▶ _阅读文本_:
_____
这似乎是移动网址。大多数情况下,您应该设置一个Web代理。试试这个(Python 3):

import urllib
import requests

FF_USER_AGENT = {
    'User-Agent': 'Mozilla/5.0 (Windows NT 6.2; Win64; x64; rv:21.0.0) '
                  'Gecko/20121011 Firefox/21.0.0',
    "Origin": "http://makeabooking.flyscoot.com",
    "Referer": "http://makeabooking.flyscoot.com",
    "Accept": "text/html,application/xhtml+xml,application/xml;q=0.9,*/*;q=0.8",
    "Accept-Encoding": "gzip,deflate,sdch",
    "Accept-Language": "fr-FR,fr;q=0.8,en-US;q=0.6,en;q=0.4",
    "Cache-Control": "max-age=0",
    "Connection": "keep-alive",
}

req = requests.session()
resp_1 = req.get('http://makeabooking.flyscoot.com/', headers=FF_USER_AGENT)
# form urlencoded data
raw_data = (
    "availabilitySearch.SearchInfo.SearchStations%5B0%5D.DepartureStationCode"
    "=ADL"
    "&availabilitySearch.SearchInfo.SearchStations%5B0%5D.ArrivalStationCode"
    "=SIN"
    "&availabilitySearch.SearchInfo.SearchStations%5B0%5D.DepartureDate=2%2F17"
_____
▶ _给定清单_:
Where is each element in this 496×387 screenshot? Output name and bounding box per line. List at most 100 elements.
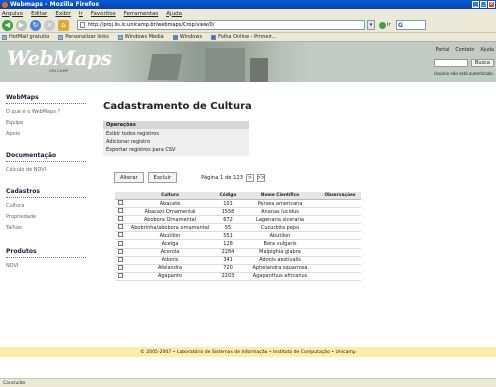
_____
▶ _练习说明_: 请接着阅读文本（用 Python 向订票网站提交表单的代码）停下的地方往下续写。 清单在这里不起任何作用。

▶ _参考答案_:
    "%2F2016&availabilitySearch.SearchInfo.SearchStations%5B1%5D"
    ".DepartureStationCode=SIN&availabilitySearch.SearchInfo.SearchStations%5B1"
    "%5D.ArrivalStationCode=ADL&availabilitySearch.SearchInfo.SearchStations"
    "%5B1"
    "%5D.DepartureDate=3%2F17%2F2016&availabilitySearch.SearchInfo.Direction"
    "=Return&Singapore+%28SIN%29=Singapore+%28SIN%29&availabilitySearch"
    ".SearchInfo.AdultCount=1&availabilitySearch.SearchInfo.ChildrenCount=0"
    "&availabilitySearch.SearchInfo.InfantCount=0&availabilitySearch.SearchInfo"
    ".PromoCode=")
dict_data = dict(urllib.parse.parse_qsl(raw_data))
final = req.post('http://makeabooking.flyscoot.com/',
                 headers=FF_USER_AGENT,
                 data=dict_data)
print(final.status_code)
print(final.url)

[MOBILE Version]

import urllib
import requests

# debug request
import http.client
http.client.HTTPConnection.debuglevel = 1
import logging
logging.basicConfig()
logging.getLogger().setLevel(logging.DEBUG)
requests_log = logging.getLogger("requests.packages.urllib3")
requests_log.setLevel(logging.DEBUG)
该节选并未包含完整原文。